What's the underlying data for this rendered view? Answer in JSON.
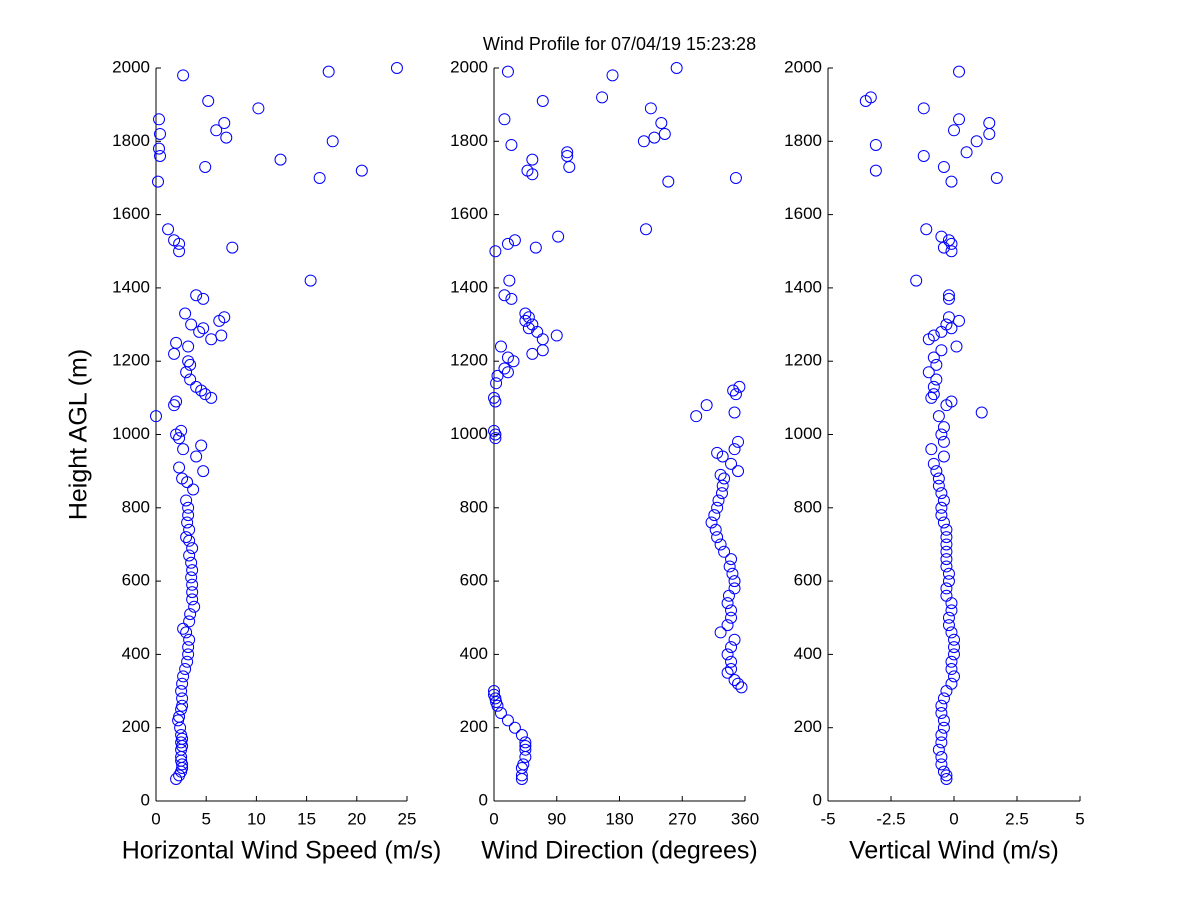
{
  "chart_data": [
    {
      "type": "scatter",
      "ylabel": "Height AGL (m)",
      "xlabel": "Horizontal Wind Speed (m/s)",
      "color": "#0000ff",
      "xlim": [
        0,
        25
      ],
      "xticks": [
        0,
        5,
        10,
        15,
        20,
        25
      ],
      "ylim": [
        0,
        2000
      ],
      "yticks": [
        0,
        200,
        400,
        600,
        800,
        1000,
        1200,
        1400,
        1600,
        1800,
        2000
      ],
      "x": [
        2.0,
        2.3,
        2.5,
        2.6,
        2.6,
        2.5,
        2.5,
        2.5,
        2.6,
        2.5,
        2.6,
        2.5,
        2.4,
        2.2,
        2.3,
        2.5,
        2.6,
        2.6,
        2.5,
        2.6,
        2.7,
        2.9,
        3.1,
        3.2,
        3.2,
        3.3,
        3.0,
        2.7,
        3.3,
        3.4,
        3.8,
        3.6,
        3.6,
        3.6,
        3.5,
        3.6,
        3.5,
        3.3,
        3.6,
        3.3,
        3.0,
        3.3,
        3.1,
        3.2,
        3.2,
        3.0,
        3.7,
        3.1,
        2.6,
        4.7,
        2.3,
        4.0,
        2.7,
        4.5,
        2.3,
        2.0,
        2.5,
        0.0,
        1.8,
        2.0,
        5.5,
        4.9,
        4.5,
        4.0,
        3.4,
        3.0,
        3.4,
        3.2,
        1.8,
        3.2,
        2.0,
        5.5,
        6.5,
        4.3,
        4.7,
        3.5,
        6.3,
        6.8,
        2.9,
        4.7,
        4.0,
        15.4,
        2.3,
        7.6,
        2.3,
        1.8,
        1.2,
        0.2,
        16.3,
        20.5,
        4.9,
        12.4,
        0.4,
        0.3,
        17.6,
        7.0,
        0.4,
        6.0,
        6.8,
        0.3,
        10.2,
        5.2,
        2.7,
        17.2,
        24.0
      ],
      "y": [
        60,
        70,
        80,
        90,
        100,
        110,
        120,
        140,
        150,
        160,
        170,
        180,
        200,
        220,
        230,
        250,
        260,
        280,
        300,
        320,
        340,
        360,
        380,
        400,
        420,
        440,
        460,
        470,
        490,
        510,
        530,
        550,
        570,
        590,
        610,
        630,
        650,
        670,
        690,
        710,
        720,
        740,
        760,
        780,
        800,
        820,
        850,
        870,
        880,
        900,
        910,
        940,
        960,
        970,
        990,
        1000,
        1010,
        1050,
        1080,
        1090,
        1100,
        1110,
        1120,
        1130,
        1150,
        1170,
        1190,
        1200,
        1220,
        1240,
        1250,
        1260,
        1270,
        1280,
        1290,
        1300,
        1310,
        1320,
        1330,
        1370,
        1380,
        1420,
        1500,
        1510,
        1520,
        1530,
        1560,
        1690,
        1700,
        1720,
        1730,
        1750,
        1760,
        1780,
        1800,
        1810,
        1820,
        1830,
        1850,
        1860,
        1890,
        1910,
        1980,
        1990,
        2000
      ]
    },
    {
      "type": "scatter",
      "title": "Wind Profile for  07/04/19 15:23:28",
      "xlabel": "Wind Direction (degrees)",
      "color": "#0000ff",
      "xlim": [
        0,
        360
      ],
      "xticks": [
        0,
        90,
        180,
        270,
        360
      ],
      "ylim": [
        0,
        2000
      ],
      "yticks": [
        0,
        200,
        400,
        600,
        800,
        1000,
        1200,
        1400,
        1600,
        1800,
        2000
      ],
      "x": [
        40,
        40,
        40,
        42,
        45,
        45,
        45,
        45,
        40,
        30,
        20,
        10,
        5,
        3,
        2,
        0,
        0,
        355,
        350,
        345,
        335,
        340,
        340,
        335,
        340,
        345,
        325,
        335,
        340,
        340,
        335,
        337,
        345,
        345,
        342,
        338,
        340,
        330,
        325,
        320,
        318,
        312,
        316,
        320,
        322,
        327,
        328,
        330,
        325,
        350,
        340,
        328,
        320,
        345,
        350,
        2,
        2,
        0,
        290,
        345,
        305,
        2,
        0,
        347,
        343,
        352,
        3,
        5,
        20,
        15,
        28,
        20,
        55,
        70,
        10,
        70,
        90,
        62,
        50,
        55,
        45,
        50,
        45,
        25,
        15,
        22,
        2,
        60,
        20,
        30,
        92,
        218,
        250,
        347,
        55,
        48,
        108,
        55,
        105,
        105,
        25,
        215,
        230,
        245,
        240,
        15,
        225,
        70,
        155,
        170,
        20,
        262
      ],
      "y": [
        60,
        70,
        90,
        100,
        120,
        140,
        150,
        160,
        180,
        200,
        220,
        240,
        260,
        270,
        280,
        290,
        300,
        310,
        320,
        330,
        350,
        360,
        380,
        400,
        420,
        440,
        460,
        480,
        500,
        520,
        540,
        560,
        580,
        600,
        620,
        640,
        660,
        680,
        700,
        720,
        740,
        760,
        780,
        800,
        820,
        840,
        860,
        880,
        890,
        900,
        920,
        940,
        950,
        960,
        980,
        990,
        1000,
        1010,
        1050,
        1060,
        1080,
        1090,
        1100,
        1110,
        1120,
        1130,
        1140,
        1160,
        1170,
        1180,
        1200,
        1210,
        1220,
        1230,
        1240,
        1260,
        1270,
        1280,
        1290,
        1300,
        1310,
        1320,
        1330,
        1370,
        1380,
        1420,
        1500,
        1510,
        1520,
        1530,
        1540,
        1560,
        1690,
        1700,
        1710,
        1720,
        1730,
        1750,
        1760,
        1770,
        1790,
        1800,
        1810,
        1820,
        1850,
        1860,
        1890,
        1910,
        1920,
        1980,
        1990,
        2000
      ]
    },
    {
      "type": "scatter",
      "xlabel": "Vertical Wind (m/s)",
      "color": "#0000ff",
      "xlim": [
        -5,
        5
      ],
      "xticks": [
        -5,
        -2.5,
        0,
        2.5,
        5
      ],
      "ylim": [
        0,
        2000
      ],
      "yticks": [
        0,
        200,
        400,
        600,
        800,
        1000,
        1200,
        1400,
        1600,
        1800,
        2000
      ],
      "x": [
        -0.3,
        -0.3,
        -0.4,
        -0.5,
        -0.5,
        -0.6,
        -0.5,
        -0.5,
        -0.4,
        -0.4,
        -0.5,
        -0.5,
        -0.4,
        -0.3,
        -0.1,
        0.0,
        -0.1,
        -0.1,
        0.0,
        0.0,
        0.0,
        -0.1,
        -0.2,
        -0.2,
        -0.1,
        -0.1,
        -0.3,
        -0.3,
        -0.2,
        -0.2,
        -0.3,
        -0.3,
        -0.3,
        -0.3,
        -0.3,
        -0.3,
        -0.4,
        -0.5,
        -0.5,
        -0.4,
        -0.5,
        -0.6,
        -0.6,
        -0.7,
        -0.8,
        -0.4,
        -0.9,
        -0.4,
        -0.5,
        -0.4,
        -0.6,
        1.1,
        -0.3,
        -0.1,
        -0.9,
        -0.8,
        -0.8,
        -0.7,
        -1.0,
        -0.7,
        -0.8,
        -0.5,
        0.1,
        -1.0,
        -0.8,
        -0.5,
        -0.1,
        -0.3,
        0.2,
        -0.2,
        -0.2,
        -0.2,
        -1.5,
        -0.1,
        -0.4,
        -0.1,
        -0.2,
        -0.5,
        -1.1,
        -0.1,
        1.7,
        -3.1,
        -0.4,
        -1.2,
        0.5,
        -3.1,
        0.9,
        1.4,
        0.0,
        1.4,
        0.2,
        -1.2,
        -3.5,
        -3.3,
        0.2
      ],
      "y": [
        60,
        70,
        80,
        100,
        120,
        140,
        160,
        180,
        200,
        220,
        240,
        260,
        280,
        300,
        320,
        340,
        360,
        380,
        400,
        420,
        440,
        460,
        480,
        500,
        520,
        540,
        560,
        580,
        600,
        620,
        640,
        660,
        680,
        700,
        720,
        740,
        760,
        780,
        800,
        820,
        840,
        860,
        880,
        900,
        920,
        940,
        960,
        980,
        1000,
        1020,
        1050,
        1060,
        1080,
        1090,
        1100,
        1110,
        1130,
        1150,
        1170,
        1190,
        1210,
        1230,
        1240,
        1260,
        1270,
        1280,
        1290,
        1300,
        1310,
        1320,
        1370,
        1380,
        1420,
        1500,
        1510,
        1520,
        1530,
        1540,
        1560,
        1690,
        1700,
        1720,
        1730,
        1760,
        1770,
        1790,
        1800,
        1820,
        1830,
        1850,
        1860,
        1890,
        1910,
        1920,
        1990
      ]
    }
  ]
}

==========

_Given exercise_: Copy every line above in which the string "Wind" shows up.

_Result of this task_:
      "xlabel": "Horizontal Wind Speed (m/s)",
      "title": "Wind Profile for  07/04/19 15:23:28",
      "xlabel": "Wind Direction (degrees)",
      "xlabel": "Vertical Wind (m/s)",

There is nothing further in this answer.